La Cia – Agricoltori Italiani punta a fermare le trivellazioni e propone di coltivare più terra e di investire sulle energie alternative.

FERRARA – “Perché trivellare l’Italia? Coltiviamola!” è lo slogan scelto dalla Cia-Agricoltori Italiani a sostegno del referendum che, il prossimo 17 aprile, chiamerà i cittadini a scegliere se abrogare o meno la norma – comma 17 dell’articolo 6 del decreto legislativo 152 del 3 aprile 2006 – che consente, in sostanza, le trivellazioni per l’estrazione di gas e petrolio nella nostre acque territoriali. Anche Cia – Agricoltori Italiani Ferrara aderisce a una mobilitazione che punta a sensibilizzare le persone ad andare a votare scegliendo il “SI” per dire NO alle trivelle che causano danni all’ambiente e non sono una soluzione al problema energetico del nostro paese.

§ §

## [ESERCIZIO BREVE A]
Secondo il brano scelto, in quale giorno si terrà il referendum sulle trivellazioni?
Il brano e i record provengono da fonti diverse.

§ §

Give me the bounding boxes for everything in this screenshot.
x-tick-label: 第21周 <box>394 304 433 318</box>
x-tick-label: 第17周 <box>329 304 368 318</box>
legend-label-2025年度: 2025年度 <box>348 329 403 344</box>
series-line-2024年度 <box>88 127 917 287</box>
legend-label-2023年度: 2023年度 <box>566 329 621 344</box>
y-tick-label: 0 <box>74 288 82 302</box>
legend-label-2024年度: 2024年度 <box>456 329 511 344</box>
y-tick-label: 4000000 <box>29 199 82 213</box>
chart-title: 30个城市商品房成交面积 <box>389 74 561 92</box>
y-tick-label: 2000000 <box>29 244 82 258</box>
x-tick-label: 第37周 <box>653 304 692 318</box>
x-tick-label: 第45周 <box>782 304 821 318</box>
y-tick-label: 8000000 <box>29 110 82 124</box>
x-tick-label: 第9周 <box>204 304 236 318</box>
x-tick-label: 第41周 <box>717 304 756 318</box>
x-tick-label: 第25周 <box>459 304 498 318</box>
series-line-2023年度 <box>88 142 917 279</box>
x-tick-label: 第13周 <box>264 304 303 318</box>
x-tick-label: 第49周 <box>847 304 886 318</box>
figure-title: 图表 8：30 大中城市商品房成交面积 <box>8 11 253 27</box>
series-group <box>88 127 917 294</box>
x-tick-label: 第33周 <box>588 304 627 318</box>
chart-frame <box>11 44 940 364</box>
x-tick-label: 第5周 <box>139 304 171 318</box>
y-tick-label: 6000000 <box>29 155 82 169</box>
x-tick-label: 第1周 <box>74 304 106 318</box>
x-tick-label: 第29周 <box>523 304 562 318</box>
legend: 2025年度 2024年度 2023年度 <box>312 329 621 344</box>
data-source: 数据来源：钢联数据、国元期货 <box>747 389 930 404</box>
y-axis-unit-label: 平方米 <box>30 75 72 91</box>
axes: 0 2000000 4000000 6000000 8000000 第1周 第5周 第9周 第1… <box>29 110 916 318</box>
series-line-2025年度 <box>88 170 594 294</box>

§ §

## [ESERCIZIO BREVE B]
Estrai senza modifiche tutte le righe dei record, dalla prima fino a quella che contiene "x-tick-label: 第33周 <box>588 304 627 318</box>", entrambe comprese.

## [RISPOSTA COMPLETA A]
Il 17 aprile.

## [RISPOSTA COMPLETA B]
Give me the bounding boxes for everything in this screenshot.
x-tick-label: 第21周 <box>394 304 433 318</box>
x-tick-label: 第17周 <box>329 304 368 318</box>
legend-label-2025年度: 2025年度 <box>348 329 403 344</box>
series-line-2024年度 <box>88 127 917 287</box>
legend-label-2023年度: 2023年度 <box>566 329 621 344</box>
y-tick-label: 0 <box>74 288 82 302</box>
legend-label-2024年度: 2024年度 <box>456 329 511 344</box>
y-tick-label: 4000000 <box>29 199 82 213</box>
chart-title: 30个城市商品房成交面积 <box>389 74 561 92</box>
y-tick-label: 2000000 <box>29 244 82 258</box>
x-tick-label: 第37周 <box>653 304 692 318</box>
x-tick-label: 第45周 <box>782 304 821 318</box>
y-tick-label: 8000000 <box>29 110 82 124</box>
x-tick-label: 第9周 <box>204 304 236 318</box>
x-tick-label: 第41周 <box>717 304 756 318</box>
x-tick-label: 第25周 <box>459 304 498 318</box>
series-line-2023年度 <box>88 142 917 279</box>
x-tick-label: 第13周 <box>264 304 303 318</box>
x-tick-label: 第49周 <box>847 304 886 318</box>
figure-title: 图表 8：30 大中城市商品房成交面积 <box>8 11 253 27</box>
series-group <box>88 127 917 294</box>
x-tick-label: 第33周 <box>588 304 627 318</box>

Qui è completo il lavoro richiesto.